** begin MATERIAL SHOWN **
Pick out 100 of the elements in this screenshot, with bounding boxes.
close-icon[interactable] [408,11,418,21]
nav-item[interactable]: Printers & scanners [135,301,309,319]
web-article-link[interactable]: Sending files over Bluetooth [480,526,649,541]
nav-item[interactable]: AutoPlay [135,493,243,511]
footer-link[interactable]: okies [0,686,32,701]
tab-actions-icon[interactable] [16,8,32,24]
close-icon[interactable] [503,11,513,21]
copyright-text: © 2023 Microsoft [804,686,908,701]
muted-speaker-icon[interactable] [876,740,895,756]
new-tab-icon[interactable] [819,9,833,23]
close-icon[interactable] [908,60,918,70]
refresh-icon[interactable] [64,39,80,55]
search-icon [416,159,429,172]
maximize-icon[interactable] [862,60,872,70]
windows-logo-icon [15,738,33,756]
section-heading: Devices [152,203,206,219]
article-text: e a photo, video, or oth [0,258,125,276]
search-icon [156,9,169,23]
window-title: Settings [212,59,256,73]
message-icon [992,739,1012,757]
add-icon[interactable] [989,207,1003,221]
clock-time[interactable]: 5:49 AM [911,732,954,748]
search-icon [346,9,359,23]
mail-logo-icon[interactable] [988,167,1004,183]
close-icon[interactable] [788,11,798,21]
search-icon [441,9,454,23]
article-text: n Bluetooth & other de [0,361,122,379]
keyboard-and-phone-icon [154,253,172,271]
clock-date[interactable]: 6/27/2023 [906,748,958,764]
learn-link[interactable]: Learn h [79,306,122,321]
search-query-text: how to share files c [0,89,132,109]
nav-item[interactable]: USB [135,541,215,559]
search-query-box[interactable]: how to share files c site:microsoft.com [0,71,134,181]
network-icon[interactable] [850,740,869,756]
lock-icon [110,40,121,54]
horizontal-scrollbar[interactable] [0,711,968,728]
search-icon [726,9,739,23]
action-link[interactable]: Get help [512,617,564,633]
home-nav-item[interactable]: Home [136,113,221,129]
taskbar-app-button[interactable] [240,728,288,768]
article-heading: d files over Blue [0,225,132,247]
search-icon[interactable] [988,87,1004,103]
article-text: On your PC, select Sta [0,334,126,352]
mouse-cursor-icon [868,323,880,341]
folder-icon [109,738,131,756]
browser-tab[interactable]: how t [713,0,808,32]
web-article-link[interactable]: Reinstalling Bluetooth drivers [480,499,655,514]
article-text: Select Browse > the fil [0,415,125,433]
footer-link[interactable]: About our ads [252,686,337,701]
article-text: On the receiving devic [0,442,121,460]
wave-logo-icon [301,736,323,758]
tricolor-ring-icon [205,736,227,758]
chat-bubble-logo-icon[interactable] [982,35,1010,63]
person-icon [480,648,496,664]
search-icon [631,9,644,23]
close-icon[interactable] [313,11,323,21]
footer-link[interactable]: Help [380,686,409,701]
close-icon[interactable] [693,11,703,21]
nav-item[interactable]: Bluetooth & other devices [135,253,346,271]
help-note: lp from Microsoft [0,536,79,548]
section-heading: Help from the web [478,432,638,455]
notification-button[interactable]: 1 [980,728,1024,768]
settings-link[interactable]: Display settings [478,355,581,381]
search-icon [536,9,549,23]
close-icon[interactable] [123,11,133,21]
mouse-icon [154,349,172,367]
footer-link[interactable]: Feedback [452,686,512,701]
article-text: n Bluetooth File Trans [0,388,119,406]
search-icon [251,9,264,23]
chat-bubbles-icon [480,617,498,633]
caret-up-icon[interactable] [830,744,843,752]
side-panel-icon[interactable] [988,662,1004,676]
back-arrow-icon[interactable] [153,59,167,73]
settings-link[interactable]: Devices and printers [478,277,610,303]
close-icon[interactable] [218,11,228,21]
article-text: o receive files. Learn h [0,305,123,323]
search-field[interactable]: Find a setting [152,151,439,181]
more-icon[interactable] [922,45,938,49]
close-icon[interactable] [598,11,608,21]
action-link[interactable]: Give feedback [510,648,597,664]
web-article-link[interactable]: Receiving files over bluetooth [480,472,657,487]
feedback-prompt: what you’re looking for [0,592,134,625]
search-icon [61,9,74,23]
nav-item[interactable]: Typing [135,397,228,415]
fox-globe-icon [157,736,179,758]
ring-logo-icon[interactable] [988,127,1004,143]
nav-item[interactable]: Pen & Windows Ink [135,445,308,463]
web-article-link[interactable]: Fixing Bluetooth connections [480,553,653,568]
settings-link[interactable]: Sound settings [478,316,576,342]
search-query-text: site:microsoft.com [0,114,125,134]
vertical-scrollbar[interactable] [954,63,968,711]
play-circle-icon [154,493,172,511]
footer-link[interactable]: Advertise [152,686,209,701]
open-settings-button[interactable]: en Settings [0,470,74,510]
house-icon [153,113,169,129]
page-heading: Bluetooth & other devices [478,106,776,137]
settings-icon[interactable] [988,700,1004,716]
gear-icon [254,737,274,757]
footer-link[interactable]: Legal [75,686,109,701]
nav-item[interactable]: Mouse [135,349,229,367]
** end MATERIAL SHOWN **
▶ [TASK TO CARRY OUT]: From the listing above, pick out each line containing the string "site" and copy it.

▶ [EXERCISE SOLUTION]:
search-query-box[interactable]: how to share files c site:microsoft.com [0,71,134,181]
search-query-text: site:microsoft.com [0,114,125,134]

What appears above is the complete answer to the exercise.